Aim ▸
Which lines hold the word "Chorale"? Copy each of them.

Record excerpts ▸
-- Begin --
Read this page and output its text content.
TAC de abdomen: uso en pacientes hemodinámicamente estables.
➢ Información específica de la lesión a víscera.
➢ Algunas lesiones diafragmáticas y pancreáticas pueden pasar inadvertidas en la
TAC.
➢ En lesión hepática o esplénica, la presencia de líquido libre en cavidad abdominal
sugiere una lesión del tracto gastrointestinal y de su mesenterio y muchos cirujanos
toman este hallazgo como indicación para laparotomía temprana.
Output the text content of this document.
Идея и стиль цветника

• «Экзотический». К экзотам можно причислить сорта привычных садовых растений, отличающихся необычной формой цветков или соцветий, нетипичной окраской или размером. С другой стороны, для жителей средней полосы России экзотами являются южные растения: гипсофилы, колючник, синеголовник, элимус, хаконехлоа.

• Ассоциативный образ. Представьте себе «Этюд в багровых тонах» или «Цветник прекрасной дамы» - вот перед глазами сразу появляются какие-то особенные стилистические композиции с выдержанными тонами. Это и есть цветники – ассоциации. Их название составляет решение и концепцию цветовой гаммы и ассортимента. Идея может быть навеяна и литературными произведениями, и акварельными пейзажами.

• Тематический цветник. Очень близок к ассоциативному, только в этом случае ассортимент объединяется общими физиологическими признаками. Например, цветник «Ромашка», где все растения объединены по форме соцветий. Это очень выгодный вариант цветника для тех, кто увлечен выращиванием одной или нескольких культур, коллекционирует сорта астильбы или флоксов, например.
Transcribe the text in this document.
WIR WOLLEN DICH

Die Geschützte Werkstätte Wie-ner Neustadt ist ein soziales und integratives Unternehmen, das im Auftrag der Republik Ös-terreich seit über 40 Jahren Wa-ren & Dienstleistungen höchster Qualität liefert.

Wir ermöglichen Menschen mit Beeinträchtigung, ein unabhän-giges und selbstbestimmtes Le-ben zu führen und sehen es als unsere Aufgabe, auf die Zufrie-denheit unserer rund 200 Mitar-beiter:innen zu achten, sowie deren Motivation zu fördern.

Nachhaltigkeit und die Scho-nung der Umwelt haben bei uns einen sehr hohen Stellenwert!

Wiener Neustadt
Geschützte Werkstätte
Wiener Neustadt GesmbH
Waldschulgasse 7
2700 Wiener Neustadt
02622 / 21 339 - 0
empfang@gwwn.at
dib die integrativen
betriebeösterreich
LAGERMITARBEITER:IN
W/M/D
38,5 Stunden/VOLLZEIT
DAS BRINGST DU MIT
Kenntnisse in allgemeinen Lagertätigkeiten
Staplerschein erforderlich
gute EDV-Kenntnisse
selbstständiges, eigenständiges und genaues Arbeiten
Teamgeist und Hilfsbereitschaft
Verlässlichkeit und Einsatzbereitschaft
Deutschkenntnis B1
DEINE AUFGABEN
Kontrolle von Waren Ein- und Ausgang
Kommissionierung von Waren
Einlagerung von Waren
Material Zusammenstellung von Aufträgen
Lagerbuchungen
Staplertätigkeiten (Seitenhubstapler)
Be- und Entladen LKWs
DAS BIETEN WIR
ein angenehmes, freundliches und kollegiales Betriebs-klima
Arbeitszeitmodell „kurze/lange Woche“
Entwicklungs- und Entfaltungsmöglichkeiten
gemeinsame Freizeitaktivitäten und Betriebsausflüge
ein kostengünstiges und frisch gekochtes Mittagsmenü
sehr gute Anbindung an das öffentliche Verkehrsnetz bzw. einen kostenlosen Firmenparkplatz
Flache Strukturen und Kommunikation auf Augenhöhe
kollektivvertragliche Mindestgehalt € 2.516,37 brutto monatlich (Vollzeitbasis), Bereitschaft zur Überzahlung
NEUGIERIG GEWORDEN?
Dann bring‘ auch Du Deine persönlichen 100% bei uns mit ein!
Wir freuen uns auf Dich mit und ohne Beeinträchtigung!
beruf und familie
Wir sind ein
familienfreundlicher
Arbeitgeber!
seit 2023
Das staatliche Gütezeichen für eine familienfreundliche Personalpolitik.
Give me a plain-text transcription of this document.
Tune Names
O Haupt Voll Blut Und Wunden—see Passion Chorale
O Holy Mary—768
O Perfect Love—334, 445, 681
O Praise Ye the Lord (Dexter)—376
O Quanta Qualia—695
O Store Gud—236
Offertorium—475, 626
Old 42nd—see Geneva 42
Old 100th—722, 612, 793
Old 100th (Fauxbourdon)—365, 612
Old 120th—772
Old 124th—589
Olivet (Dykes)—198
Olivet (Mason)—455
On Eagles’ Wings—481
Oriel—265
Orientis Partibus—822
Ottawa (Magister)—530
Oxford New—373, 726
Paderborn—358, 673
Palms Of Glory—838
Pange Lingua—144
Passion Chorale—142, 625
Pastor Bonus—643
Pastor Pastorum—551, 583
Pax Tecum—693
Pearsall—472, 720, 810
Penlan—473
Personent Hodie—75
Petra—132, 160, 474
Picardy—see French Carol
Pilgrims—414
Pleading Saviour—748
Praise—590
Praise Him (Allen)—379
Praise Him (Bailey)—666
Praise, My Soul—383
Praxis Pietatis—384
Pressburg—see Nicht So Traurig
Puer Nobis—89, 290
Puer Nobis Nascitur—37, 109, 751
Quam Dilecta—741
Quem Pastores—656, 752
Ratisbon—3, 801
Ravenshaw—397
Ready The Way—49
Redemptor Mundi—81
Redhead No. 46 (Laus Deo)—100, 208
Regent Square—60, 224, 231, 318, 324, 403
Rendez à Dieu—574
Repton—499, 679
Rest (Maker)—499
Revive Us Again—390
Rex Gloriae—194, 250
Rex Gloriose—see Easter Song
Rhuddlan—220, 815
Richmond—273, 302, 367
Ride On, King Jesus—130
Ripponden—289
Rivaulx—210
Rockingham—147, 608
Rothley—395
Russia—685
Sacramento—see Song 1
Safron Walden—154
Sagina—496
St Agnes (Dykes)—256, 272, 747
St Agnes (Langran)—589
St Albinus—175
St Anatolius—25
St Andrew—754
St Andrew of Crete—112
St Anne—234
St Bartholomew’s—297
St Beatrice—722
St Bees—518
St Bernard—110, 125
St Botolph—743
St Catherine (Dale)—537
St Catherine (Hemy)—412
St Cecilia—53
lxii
-- End --
Solution ▸
O Haupt Voll Blut Und Wunden—see Passion Chorale
Passion Chorale—142, 625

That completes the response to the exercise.